GIVEN INSTRUCTION: Look for "name" in the listing below. Gather each line that contains it.

○ ○ ○

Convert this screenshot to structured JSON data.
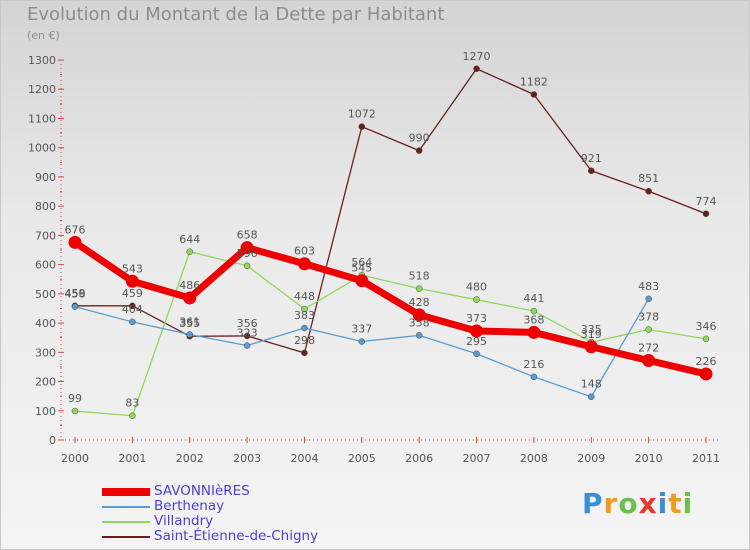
{
  "header": {
    "title": "Evolution du Montant de la Dette par Habitant",
    "subtitle": "(en €)"
  },
  "logo": {
    "text": "Proxiti",
    "letter_colors": [
      "#3a8ed6",
      "#f29a1e",
      "#6cc04a",
      "#e33a2c",
      "#3a8ed6",
      "#f29a1e",
      "#6cc04a"
    ]
  },
  "chart_data": {
    "type": "line",
    "title": "Evolution du Montant de la Dette par Habitant",
    "subtitle": "(en €)",
    "xlabel": "",
    "ylabel": "",
    "x": [
      "2000",
      "2001",
      "2002",
      "2003",
      "2004",
      "2005",
      "2006",
      "2007",
      "2008",
      "2009",
      "2010",
      "2011"
    ],
    "ylim": [
      0,
      1300
    ],
    "yticks": [
      0,
      100,
      200,
      300,
      400,
      500,
      600,
      700,
      800,
      900,
      1000,
      1100,
      1200,
      1300
    ],
    "grid": false,
    "legend": "bottom-left",
    "series": [
      {
        "name": "SAVONNIèRES",
        "color": "#ee0000",
        "values": [
          676,
          543,
          486,
          658,
          603,
          545,
          428,
          373,
          368,
          319,
          272,
          226
        ]
      },
      {
        "name": "Berthenay",
        "color": "#5a9bd0",
        "values": [
          456,
          404,
          361,
          323,
          383,
          337,
          358,
          295,
          216,
          148,
          483,
          null
        ]
      },
      {
        "name": "Villandry",
        "color": "#90d85a",
        "values": [
          99,
          83,
          644,
          596,
          448,
          564,
          518,
          480,
          441,
          335,
          378,
          346
        ]
      },
      {
        "name": "Saint-Étienne-de-Chigny",
        "color": "#6b1e1e",
        "values": [
          459,
          459,
          355,
          356,
          298,
          1072,
          990,
          1270,
          1182,
          921,
          851,
          774
        ]
      }
    ],
    "data_labels": [
      [
        "676",
        "543",
        "486",
        "658",
        "603",
        "545",
        "428",
        "373",
        "368",
        "319",
        "272",
        "226"
      ],
      [
        "456",
        "404",
        "361",
        "323",
        "383",
        "337",
        "358",
        "295",
        "216",
        "148",
        "483",
        ""
      ],
      [
        "99",
        "83",
        "644",
        "596",
        "448",
        "564",
        "518",
        "480",
        "441",
        "335",
        "378",
        "346"
      ],
      [
        "459",
        "459",
        "355",
        "356",
        "298",
        "1072",
        "990",
        "1270",
        "1182",
        "921",
        "851",
        "774"
      ]
    ]
  }
}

○ ○ ○

WRITTEN ANSWER:
        "name": "SAVONNIèRES",
        "name": "Berthenay",
        "name": "Villandry",
        "name": "Saint-Étienne-de-Chigny",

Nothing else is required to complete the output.